Required task:
Scan the lines and state how many carry "Praha". Leave out everything but the number.
Start of Recorded data
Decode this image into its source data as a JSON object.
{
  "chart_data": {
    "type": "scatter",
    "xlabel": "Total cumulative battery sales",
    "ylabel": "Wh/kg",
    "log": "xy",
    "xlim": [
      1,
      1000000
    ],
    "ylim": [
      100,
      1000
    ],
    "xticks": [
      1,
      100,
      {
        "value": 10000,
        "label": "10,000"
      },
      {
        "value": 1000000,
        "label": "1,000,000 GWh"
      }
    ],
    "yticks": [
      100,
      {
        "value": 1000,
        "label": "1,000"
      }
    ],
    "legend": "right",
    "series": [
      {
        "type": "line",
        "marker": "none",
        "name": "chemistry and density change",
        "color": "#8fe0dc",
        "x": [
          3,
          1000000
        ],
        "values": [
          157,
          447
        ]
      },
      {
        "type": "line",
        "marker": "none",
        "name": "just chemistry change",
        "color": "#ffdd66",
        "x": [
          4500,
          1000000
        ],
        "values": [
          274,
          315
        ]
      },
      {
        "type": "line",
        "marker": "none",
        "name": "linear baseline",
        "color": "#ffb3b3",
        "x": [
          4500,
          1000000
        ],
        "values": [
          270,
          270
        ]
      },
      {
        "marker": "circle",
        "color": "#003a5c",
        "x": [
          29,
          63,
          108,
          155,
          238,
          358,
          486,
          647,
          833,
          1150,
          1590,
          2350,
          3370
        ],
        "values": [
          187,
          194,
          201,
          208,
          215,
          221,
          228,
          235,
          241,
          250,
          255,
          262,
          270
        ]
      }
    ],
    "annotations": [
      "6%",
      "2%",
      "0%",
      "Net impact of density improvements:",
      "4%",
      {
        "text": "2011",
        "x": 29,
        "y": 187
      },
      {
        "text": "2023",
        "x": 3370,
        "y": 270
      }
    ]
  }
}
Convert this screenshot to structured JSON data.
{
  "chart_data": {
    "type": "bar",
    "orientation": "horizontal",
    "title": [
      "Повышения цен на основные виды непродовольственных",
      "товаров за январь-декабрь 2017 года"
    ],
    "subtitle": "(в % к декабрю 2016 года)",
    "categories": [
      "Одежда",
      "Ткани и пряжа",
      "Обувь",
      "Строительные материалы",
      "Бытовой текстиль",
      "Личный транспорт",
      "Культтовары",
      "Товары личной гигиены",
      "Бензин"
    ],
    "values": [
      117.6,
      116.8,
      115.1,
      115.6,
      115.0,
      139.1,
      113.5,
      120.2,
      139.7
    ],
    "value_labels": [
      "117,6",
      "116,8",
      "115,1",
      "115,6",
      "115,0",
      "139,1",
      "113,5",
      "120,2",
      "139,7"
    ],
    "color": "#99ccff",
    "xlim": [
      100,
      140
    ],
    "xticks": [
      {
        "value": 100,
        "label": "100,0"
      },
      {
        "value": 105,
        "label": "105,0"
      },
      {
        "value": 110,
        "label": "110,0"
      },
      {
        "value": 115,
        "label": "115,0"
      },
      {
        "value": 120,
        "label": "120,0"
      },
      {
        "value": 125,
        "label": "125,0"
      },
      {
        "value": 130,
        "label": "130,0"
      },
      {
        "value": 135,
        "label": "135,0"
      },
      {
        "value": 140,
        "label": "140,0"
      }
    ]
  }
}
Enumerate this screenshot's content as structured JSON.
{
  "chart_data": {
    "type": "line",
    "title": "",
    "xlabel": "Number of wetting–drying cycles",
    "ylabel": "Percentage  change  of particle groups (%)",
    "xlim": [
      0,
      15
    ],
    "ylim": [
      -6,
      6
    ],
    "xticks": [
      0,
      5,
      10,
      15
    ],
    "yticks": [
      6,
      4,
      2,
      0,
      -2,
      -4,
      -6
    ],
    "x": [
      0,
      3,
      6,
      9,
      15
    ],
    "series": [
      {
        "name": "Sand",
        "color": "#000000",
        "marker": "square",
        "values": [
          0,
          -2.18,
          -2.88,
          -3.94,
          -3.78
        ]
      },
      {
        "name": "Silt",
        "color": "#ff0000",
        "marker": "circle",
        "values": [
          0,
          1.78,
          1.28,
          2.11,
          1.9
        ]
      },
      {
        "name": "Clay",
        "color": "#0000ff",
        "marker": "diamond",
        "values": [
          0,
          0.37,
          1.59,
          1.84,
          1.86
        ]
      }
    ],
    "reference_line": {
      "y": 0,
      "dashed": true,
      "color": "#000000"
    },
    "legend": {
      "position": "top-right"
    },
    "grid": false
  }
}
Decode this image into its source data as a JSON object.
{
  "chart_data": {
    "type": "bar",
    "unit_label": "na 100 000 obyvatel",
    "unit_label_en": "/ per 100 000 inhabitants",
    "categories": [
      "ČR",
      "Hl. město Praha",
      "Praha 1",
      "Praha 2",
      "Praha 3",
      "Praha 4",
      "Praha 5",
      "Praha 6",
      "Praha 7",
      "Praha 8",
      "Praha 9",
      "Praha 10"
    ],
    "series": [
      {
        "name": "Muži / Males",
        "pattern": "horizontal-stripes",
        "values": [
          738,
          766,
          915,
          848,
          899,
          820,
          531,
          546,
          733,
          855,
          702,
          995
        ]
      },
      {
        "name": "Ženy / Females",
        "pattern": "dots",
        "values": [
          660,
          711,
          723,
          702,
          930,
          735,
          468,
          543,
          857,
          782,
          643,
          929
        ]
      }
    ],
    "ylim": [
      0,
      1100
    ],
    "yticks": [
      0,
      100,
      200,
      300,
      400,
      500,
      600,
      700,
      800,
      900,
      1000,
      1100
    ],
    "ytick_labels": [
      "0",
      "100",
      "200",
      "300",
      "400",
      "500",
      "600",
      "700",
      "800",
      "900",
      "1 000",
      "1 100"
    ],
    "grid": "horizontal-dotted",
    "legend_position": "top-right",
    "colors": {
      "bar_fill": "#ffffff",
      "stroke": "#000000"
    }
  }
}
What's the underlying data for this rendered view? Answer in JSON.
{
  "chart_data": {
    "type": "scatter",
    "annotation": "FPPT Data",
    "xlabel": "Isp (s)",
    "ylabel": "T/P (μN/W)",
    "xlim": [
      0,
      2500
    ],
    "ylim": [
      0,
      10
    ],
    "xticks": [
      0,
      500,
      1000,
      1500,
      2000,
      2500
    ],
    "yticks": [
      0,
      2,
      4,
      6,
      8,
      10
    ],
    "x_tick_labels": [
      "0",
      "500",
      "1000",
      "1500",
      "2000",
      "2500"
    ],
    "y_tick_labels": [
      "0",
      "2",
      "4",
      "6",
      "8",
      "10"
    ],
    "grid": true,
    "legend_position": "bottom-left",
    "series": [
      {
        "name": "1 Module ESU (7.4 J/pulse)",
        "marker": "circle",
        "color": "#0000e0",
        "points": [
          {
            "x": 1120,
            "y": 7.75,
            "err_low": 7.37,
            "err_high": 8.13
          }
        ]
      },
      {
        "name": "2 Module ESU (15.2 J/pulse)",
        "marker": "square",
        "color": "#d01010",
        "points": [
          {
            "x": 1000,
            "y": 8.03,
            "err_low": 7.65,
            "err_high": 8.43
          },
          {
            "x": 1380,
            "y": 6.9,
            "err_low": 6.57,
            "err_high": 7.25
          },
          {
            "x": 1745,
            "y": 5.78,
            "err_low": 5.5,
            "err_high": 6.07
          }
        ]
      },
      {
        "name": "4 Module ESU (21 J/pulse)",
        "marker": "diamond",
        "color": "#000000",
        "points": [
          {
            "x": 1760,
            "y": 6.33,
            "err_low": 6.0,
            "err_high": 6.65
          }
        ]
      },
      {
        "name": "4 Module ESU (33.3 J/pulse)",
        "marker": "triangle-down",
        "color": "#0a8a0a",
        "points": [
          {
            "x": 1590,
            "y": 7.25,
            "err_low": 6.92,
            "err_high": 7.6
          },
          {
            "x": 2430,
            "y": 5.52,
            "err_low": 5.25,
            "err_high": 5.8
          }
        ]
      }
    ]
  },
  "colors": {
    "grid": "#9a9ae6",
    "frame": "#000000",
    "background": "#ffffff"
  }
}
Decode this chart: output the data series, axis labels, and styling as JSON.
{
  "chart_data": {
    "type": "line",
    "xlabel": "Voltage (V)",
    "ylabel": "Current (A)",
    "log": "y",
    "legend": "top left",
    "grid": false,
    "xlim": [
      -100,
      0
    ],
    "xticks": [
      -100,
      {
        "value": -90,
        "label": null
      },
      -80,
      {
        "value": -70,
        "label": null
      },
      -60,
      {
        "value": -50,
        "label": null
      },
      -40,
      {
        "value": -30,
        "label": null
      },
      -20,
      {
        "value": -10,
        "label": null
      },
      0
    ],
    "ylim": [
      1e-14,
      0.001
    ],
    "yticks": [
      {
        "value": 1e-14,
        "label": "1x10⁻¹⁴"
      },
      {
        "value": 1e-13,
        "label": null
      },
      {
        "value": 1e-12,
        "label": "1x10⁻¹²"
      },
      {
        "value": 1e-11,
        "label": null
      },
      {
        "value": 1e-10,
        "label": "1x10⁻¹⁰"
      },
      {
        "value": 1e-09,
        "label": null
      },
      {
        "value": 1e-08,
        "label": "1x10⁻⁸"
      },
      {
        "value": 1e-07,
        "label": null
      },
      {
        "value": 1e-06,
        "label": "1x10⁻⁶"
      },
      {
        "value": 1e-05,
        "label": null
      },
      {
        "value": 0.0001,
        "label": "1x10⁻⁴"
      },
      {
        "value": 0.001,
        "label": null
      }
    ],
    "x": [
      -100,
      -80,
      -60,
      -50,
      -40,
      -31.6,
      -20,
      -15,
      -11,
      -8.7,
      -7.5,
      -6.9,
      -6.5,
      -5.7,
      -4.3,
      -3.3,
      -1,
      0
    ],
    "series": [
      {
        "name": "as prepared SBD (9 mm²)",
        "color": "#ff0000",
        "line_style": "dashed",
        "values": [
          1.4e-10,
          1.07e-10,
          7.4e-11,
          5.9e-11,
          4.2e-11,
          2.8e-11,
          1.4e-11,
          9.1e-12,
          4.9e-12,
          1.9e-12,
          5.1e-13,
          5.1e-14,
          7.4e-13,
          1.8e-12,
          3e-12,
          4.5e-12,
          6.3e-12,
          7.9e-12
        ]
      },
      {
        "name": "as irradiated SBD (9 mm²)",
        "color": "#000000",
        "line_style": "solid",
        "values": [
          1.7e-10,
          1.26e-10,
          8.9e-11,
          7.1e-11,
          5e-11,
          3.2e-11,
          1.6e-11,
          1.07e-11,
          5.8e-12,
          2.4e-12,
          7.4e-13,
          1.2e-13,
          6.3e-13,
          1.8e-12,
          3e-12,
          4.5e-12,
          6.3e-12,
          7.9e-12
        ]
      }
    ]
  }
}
End of Recorded data
Response:
11